**TEXTE DE L'EXERCICE:**
Maryse Bresson, qui est l’auteure d’un manuel sur la précarité chez un éditeur concurrent, critique ouvertement le travail de Cingolani. Pour cette chercheuse, ce point de vue n’est pas neutre, « s’il y a des expériences identitaires positives de la précarité, alors la multiplication des emplois atypiques peut devenir acceptable, voire souhaitable » (Bresson, 2015). Elle pose la question du positionnement de Cingolani vis-à-vis des politiques publiques de gestion de la précarité. D’ailleurs ce dernier en appelle à une création d’un statut de la « discontinuité » sur le modèle des intermittents qui consacreraient l’erraticité des parcours précaires (Cingolani, 2017). Maryse Bresson va plus loin dans sa critique. Elle s’est intéressée à la précarité dans la fonction publique, au travers d’une enquête longitudinale par questionnaires. Selon elle, il y a des personnes qui peuvent vivre positivement les situations précaires même si les contraintes financières de l’instabilité reviennent noircir leur appréciation de la situation (Bresson, 2016). Nonobstant la grande majorité des enquêté.es disent subir la situation selon plusieurs critères : précarisation du travail, instabilité financière, … L’auteure précise que si les situations précaires sont valorisées à l’aune des politiques de « flexibilité », elles sont la plupart du temps, subies et vécues négativement.

**TRAVAIL À FAIRE:** D'après le texte de l'exercice, par quel moyen Maryse Bresson a-t-elle étudié la précarité dans la fonction publique ? Les items n'ont aucun lien avec le texte de l'exercice.

**ITEMS FOURNIS:**

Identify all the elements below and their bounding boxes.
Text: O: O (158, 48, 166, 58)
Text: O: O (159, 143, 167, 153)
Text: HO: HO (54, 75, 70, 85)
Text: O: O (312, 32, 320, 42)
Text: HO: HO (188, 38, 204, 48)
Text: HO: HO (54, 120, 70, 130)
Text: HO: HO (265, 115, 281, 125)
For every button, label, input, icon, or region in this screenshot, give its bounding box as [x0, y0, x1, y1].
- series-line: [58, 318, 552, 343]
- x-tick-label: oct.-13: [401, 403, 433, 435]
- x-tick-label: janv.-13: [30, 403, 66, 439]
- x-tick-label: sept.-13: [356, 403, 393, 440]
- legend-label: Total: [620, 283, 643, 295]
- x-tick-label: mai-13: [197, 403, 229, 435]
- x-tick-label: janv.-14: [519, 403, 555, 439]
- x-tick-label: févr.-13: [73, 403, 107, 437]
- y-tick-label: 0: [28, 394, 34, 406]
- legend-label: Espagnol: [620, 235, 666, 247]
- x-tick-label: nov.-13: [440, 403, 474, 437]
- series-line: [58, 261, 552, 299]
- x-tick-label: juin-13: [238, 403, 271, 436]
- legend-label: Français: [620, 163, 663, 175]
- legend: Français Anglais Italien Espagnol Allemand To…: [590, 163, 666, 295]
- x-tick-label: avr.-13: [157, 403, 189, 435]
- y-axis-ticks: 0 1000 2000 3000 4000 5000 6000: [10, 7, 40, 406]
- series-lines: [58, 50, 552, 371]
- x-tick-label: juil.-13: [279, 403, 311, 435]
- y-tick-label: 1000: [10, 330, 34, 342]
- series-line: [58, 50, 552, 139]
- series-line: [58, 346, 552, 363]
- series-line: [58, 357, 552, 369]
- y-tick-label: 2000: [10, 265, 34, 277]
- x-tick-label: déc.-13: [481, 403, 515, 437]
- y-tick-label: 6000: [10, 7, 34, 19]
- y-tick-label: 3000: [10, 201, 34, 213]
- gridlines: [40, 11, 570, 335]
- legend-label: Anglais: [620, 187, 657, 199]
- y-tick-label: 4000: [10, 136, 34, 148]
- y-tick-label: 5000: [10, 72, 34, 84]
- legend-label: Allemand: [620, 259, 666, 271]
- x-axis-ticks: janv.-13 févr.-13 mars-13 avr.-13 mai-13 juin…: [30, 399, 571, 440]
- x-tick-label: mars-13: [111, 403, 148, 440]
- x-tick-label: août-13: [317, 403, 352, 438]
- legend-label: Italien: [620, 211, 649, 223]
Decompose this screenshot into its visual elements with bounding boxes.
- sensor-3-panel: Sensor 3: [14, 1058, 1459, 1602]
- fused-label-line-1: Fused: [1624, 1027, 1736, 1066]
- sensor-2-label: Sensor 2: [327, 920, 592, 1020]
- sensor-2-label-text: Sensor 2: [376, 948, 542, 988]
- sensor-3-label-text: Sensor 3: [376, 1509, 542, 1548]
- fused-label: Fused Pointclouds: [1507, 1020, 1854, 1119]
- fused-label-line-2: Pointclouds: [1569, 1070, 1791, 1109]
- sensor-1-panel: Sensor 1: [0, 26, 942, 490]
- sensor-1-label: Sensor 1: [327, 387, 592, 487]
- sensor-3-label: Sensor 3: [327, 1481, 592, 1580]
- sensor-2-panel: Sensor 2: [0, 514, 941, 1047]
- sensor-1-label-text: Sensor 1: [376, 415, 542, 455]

**RÉPONSE:** Au travers d'une enquête longitudinale par questionnaires.